• What to work on:
Leave out the pictures and copy each record below exactly.

┌─ The data

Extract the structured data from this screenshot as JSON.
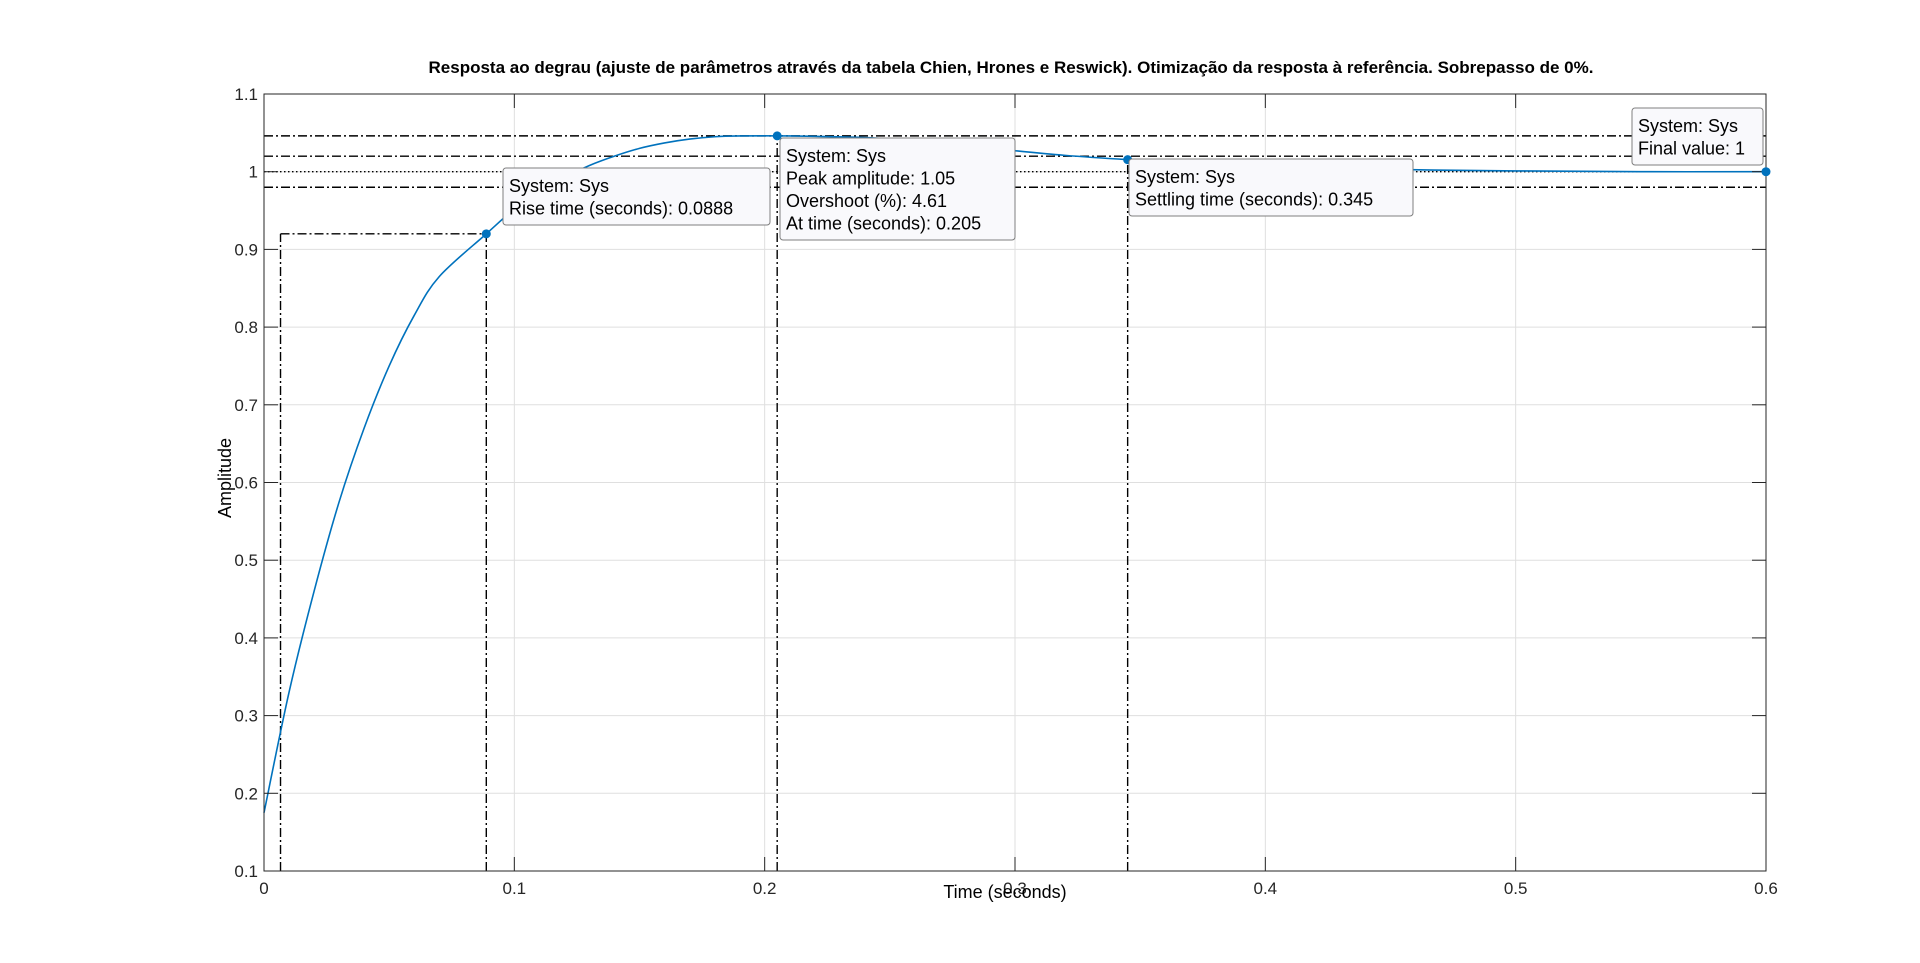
{
  "chart_data": {
    "type": "line",
    "title": "Resposta ao degrau (ajuste de parâmetros através da tabela Chien, Hrones e Reswick). Otimização da resposta à referência. Sobrepasso de 0%.",
    "xlabel": "Time (seconds)",
    "ylabel": "Amplitude",
    "xlim": [
      0,
      0.6
    ],
    "ylim": [
      0.1,
      1.1
    ],
    "xticks": [
      0,
      0.1,
      0.2,
      0.3,
      0.4,
      0.5,
      0.6
    ],
    "xtick_labels": [
      "0",
      "0.1",
      "0.2",
      "0.3",
      "0.4",
      "0.5",
      "0.6"
    ],
    "yticks": [
      0.1,
      0.2,
      0.3,
      0.4,
      0.5,
      0.6,
      0.7,
      0.8,
      0.9,
      1,
      1.1
    ],
    "ytick_labels": [
      "0.1",
      "0.2",
      "0.3",
      "0.4",
      "0.5",
      "0.6",
      "0.7",
      "0.8",
      "0.9",
      "1",
      "1.1"
    ],
    "grid": true,
    "series_color": "#0072BD",
    "series": [
      {
        "x": [
          0,
          0.01,
          0.02,
          0.03,
          0.04,
          0.05,
          0.06,
          0.07,
          0.0888,
          0.1,
          0.11,
          0.12,
          0.13,
          0.14,
          0.15,
          0.16,
          0.17,
          0.18,
          0.19,
          0.205,
          0.22,
          0.24,
          0.26,
          0.28,
          0.3,
          0.32,
          0.345,
          0.37,
          0.4,
          0.45,
          0.5,
          0.55,
          0.6
        ],
        "y": [
          0.175,
          0.33,
          0.46,
          0.575,
          0.67,
          0.75,
          0.815,
          0.865,
          0.92,
          0.952,
          0.975,
          0.993,
          1.008,
          1.02,
          1.03,
          1.037,
          1.042,
          1.045,
          1.046,
          1.0461,
          1.0455,
          1.044,
          1.04,
          1.034,
          1.027,
          1.021,
          1.0155,
          1.011,
          1.007,
          1.003,
          1.001,
          1.0,
          1.0
        ]
      }
    ],
    "reference_lines": [
      {
        "y": 1.0461,
        "style": "dash-dot"
      },
      {
        "y": 1.02,
        "style": "dash-dot"
      },
      {
        "y": 1.0,
        "style": "dotted"
      },
      {
        "y": 0.98,
        "style": "dash-dot"
      },
      {
        "y": 0.92,
        "style": "dash-dot",
        "x_range": [
          0.0066,
          0.0888
        ]
      },
      {
        "x": 0.0066,
        "style": "dash-dot",
        "y_range": [
          0.1,
          0.92
        ]
      },
      {
        "x": 0.0888,
        "style": "dash-dot",
        "y_range": [
          0.1,
          0.92
        ]
      },
      {
        "x": 0.205,
        "style": "dash-dot",
        "y_range": [
          0.1,
          1.0461
        ]
      },
      {
        "x": 0.345,
        "style": "dash-dot",
        "y_range": [
          0.1,
          1.0155
        ]
      }
    ],
    "markers": [
      {
        "name": "rise",
        "x": 0.0888,
        "y": 0.92
      },
      {
        "name": "peak",
        "x": 0.205,
        "y": 1.0461
      },
      {
        "name": "settling",
        "x": 0.345,
        "y": 1.0155
      },
      {
        "name": "final",
        "x": 0.6,
        "y": 1.0
      }
    ],
    "datatips": [
      {
        "name": "rise-time-tip",
        "lines": [
          "System: Sys",
          "Rise time (seconds): 0.0888"
        ]
      },
      {
        "name": "peak-tip",
        "lines": [
          "System: Sys",
          "Peak amplitude: 1.05",
          "Overshoot (%): 4.61",
          "At time (seconds): 0.205"
        ]
      },
      {
        "name": "settling-time-tip",
        "lines": [
          "System: Sys",
          "Settling time (seconds): 0.345"
        ]
      },
      {
        "name": "final-value-tip",
        "lines": [
          "System: Sys",
          "Final value: 1"
        ]
      }
    ]
  }
}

└─

• Completed exercise:
Extract the structured data from this screenshot as JSON.
{
  "chart_data": {
    "type": "line",
    "title": "Resposta ao degrau (ajuste de parâmetros através da tabela Chien, Hrones e Reswick). Otimização da resposta à referência. Sobrepasso de 0%.",
    "xlabel": "Time (seconds)",
    "ylabel": "Amplitude",
    "xlim": [
      0,
      0.6
    ],
    "ylim": [
      0.1,
      1.1
    ],
    "xticks": [
      0,
      0.1,
      0.2,
      0.3,
      0.4,
      0.5,
      0.6
    ],
    "xtick_labels": [
      "0",
      "0.1",
      "0.2",
      "0.3",
      "0.4",
      "0.5",
      "0.6"
    ],
    "yticks": [
      0.1,
      0.2,
      0.3,
      0.4,
      0.5,
      0.6,
      0.7,
      0.8,
      0.9,
      1,
      1.1
    ],
    "ytick_labels": [
      "0.1",
      "0.2",
      "0.3",
      "0.4",
      "0.5",
      "0.6",
      "0.7",
      "0.8",
      "0.9",
      "1",
      "1.1"
    ],
    "grid": true,
    "series_color": "#0072BD",
    "series": [
      {
        "x": [
          0,
          0.01,
          0.02,
          0.03,
          0.04,
          0.05,
          0.06,
          0.07,
          0.0888,
          0.1,
          0.11,
          0.12,
          0.13,
          0.14,
          0.15,
          0.16,
          0.17,
          0.18,
          0.19,
          0.205,
          0.22,
          0.24,
          0.26,
          0.28,
          0.3,
          0.32,
          0.345,
          0.37,
          0.4,
          0.45,
          0.5,
          0.55,
          0.6
        ],
        "y": [
          0.175,
          0.33,
          0.46,
          0.575,
          0.67,
          0.75,
          0.815,
          0.865,
          0.92,
          0.952,
          0.975,
          0.993,
          1.008,
          1.02,
          1.03,
          1.037,
          1.042,
          1.045,
          1.046,
          1.0461,
          1.0455,
          1.044,
          1.04,
          1.034,
          1.027,
          1.021,
          1.0155,
          1.011,
          1.007,
          1.003,
          1.001,
          1.0,
          1.0
        ]
      }
    ],
    "reference_lines": [
      {
        "y": 1.0461,
        "style": "dash-dot"
      },
      {
        "y": 1.02,
        "style": "dash-dot"
      },
      {
        "y": 1.0,
        "style": "dotted"
      },
      {
        "y": 0.98,
        "style": "dash-dot"
      },
      {
        "y": 0.92,
        "style": "dash-dot",
        "x_range": [
          0.0066,
          0.0888
        ]
      },
      {
        "x": 0.0066,
        "style": "dash-dot",
        "y_range": [
          0.1,
          0.92
        ]
      },
      {
        "x": 0.0888,
        "style": "dash-dot",
        "y_range": [
          0.1,
          0.92
        ]
      },
      {
        "x": 0.205,
        "style": "dash-dot",
        "y_range": [
          0.1,
          1.0461
        ]
      },
      {
        "x": 0.345,
        "style": "dash-dot",
        "y_range": [
          0.1,
          1.0155
        ]
      }
    ],
    "markers": [
      {
        "name": "rise",
        "x": 0.0888,
        "y": 0.92
      },
      {
        "name": "peak",
        "x": 0.205,
        "y": 1.0461
      },
      {
        "name": "settling",
        "x": 0.345,
        "y": 1.0155
      },
      {
        "name": "final",
        "x": 0.6,
        "y": 1.0
      }
    ],
    "datatips": [
      {
        "name": "rise-time-tip",
        "lines": [
          "System: Sys",
          "Rise time (seconds): 0.0888"
        ]
      },
      {
        "name": "peak-tip",
        "lines": [
          "System: Sys",
          "Peak amplitude: 1.05",
          "Overshoot (%): 4.61",
          "At time (seconds): 0.205"
        ]
      },
      {
        "name": "settling-time-tip",
        "lines": [
          "System: Sys",
          "Settling time (seconds): 0.345"
        ]
      },
      {
        "name": "final-value-tip",
        "lines": [
          "System: Sys",
          "Final value: 1"
        ]
      }
    ]
  }
}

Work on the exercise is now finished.